(Data entries for graphics)

▶

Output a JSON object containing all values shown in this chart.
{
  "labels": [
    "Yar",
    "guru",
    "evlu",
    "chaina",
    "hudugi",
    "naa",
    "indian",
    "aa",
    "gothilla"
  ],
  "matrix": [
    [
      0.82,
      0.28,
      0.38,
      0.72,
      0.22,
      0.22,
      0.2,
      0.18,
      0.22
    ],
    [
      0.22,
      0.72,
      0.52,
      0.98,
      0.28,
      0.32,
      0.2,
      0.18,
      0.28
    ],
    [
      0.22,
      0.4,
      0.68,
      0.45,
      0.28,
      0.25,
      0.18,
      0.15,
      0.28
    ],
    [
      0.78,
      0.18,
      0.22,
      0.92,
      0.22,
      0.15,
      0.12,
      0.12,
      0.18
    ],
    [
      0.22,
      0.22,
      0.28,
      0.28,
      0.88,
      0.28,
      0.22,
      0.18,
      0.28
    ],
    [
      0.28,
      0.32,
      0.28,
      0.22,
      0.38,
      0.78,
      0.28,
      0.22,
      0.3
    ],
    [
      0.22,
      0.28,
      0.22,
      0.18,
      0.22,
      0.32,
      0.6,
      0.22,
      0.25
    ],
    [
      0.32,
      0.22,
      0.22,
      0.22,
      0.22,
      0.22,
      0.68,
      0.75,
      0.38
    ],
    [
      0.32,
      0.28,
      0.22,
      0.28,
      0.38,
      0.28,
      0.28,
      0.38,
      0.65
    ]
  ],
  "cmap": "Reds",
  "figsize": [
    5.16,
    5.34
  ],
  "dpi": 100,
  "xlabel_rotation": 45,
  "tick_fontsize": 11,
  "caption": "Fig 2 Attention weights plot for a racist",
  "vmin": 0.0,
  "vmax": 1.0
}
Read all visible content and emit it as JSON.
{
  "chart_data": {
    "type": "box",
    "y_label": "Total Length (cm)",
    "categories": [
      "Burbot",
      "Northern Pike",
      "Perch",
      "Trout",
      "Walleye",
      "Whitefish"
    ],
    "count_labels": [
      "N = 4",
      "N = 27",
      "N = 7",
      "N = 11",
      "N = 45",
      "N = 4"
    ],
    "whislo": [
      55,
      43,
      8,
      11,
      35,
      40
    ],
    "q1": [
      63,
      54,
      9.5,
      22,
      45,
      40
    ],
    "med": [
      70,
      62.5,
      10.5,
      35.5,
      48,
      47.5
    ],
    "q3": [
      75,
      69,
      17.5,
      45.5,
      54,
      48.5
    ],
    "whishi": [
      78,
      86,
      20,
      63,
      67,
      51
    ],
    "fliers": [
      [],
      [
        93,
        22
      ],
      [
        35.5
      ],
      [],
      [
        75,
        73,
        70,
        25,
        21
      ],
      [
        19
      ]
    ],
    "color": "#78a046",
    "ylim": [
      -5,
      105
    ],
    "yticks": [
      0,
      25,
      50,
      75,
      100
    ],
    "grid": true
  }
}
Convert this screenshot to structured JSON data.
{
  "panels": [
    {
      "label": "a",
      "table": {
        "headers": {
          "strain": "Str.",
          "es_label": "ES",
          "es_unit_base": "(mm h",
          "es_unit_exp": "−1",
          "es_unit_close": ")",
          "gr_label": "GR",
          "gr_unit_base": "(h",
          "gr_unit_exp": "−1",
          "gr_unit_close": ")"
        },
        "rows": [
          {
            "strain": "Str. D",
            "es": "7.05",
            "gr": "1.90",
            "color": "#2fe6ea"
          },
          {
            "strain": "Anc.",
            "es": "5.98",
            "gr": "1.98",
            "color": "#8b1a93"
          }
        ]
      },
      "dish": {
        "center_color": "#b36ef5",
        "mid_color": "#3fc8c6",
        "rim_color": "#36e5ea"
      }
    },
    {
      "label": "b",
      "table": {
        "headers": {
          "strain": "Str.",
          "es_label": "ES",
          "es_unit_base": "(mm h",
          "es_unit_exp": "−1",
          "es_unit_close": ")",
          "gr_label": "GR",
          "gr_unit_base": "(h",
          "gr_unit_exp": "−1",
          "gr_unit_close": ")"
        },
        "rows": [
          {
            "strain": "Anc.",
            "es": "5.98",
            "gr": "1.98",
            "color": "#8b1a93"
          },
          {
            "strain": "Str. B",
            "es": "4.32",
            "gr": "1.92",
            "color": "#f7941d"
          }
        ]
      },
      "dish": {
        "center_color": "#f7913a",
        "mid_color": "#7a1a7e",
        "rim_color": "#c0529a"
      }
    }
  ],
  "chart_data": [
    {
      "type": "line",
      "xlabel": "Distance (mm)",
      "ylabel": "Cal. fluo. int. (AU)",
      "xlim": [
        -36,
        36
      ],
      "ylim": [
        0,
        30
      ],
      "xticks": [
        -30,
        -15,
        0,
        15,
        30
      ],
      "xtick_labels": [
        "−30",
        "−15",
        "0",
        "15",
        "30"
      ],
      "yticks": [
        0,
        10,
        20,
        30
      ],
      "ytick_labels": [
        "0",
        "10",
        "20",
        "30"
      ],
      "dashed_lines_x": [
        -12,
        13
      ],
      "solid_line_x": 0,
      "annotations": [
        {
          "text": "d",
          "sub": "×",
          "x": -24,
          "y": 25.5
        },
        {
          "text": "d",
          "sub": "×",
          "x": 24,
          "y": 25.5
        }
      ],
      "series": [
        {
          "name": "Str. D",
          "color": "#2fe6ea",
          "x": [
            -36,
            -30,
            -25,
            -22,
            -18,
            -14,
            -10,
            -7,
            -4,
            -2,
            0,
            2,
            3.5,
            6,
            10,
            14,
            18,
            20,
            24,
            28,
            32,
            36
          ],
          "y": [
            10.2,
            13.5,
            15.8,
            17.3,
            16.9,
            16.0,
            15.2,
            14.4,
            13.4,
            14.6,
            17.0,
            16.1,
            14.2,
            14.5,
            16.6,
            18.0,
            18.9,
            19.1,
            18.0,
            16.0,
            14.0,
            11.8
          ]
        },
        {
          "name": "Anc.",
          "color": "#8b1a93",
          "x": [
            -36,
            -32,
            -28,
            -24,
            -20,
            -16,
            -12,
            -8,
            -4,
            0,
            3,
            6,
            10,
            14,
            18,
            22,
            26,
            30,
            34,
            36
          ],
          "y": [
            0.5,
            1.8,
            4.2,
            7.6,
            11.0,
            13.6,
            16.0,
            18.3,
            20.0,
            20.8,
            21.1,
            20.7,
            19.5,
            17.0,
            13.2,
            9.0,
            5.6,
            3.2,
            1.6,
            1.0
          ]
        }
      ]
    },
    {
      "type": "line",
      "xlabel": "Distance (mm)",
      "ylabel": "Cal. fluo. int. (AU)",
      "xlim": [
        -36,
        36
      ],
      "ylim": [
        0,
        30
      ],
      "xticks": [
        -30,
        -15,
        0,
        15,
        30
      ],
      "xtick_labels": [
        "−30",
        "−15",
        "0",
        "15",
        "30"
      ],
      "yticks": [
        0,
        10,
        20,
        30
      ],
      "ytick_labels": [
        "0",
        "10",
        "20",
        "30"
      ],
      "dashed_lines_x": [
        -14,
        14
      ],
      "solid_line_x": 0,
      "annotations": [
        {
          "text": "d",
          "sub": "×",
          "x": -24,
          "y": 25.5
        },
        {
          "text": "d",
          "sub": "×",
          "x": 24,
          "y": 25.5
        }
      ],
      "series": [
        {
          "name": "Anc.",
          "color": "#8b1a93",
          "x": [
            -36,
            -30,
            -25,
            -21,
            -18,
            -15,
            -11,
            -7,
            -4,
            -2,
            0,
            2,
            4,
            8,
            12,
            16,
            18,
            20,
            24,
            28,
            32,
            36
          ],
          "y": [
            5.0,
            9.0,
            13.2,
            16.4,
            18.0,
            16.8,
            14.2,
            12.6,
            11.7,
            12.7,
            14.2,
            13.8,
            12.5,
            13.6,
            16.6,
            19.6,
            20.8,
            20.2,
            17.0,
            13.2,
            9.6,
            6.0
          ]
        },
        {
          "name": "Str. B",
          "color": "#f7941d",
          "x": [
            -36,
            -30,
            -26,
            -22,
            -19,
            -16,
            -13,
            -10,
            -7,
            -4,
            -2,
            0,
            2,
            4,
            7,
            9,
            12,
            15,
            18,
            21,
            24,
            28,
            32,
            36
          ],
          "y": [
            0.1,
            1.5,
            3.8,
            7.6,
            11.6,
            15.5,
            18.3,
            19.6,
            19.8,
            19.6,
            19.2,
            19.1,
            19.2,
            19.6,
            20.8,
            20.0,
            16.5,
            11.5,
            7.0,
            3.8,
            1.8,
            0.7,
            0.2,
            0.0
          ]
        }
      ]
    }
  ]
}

◀

* **What the task requires**:
Report every line in the data above in which the word "name" appears.

* **The solution**:
          "name": "Str. D",
          "name": "Anc.",
          "name": "Anc.",
          "name": "Str. B",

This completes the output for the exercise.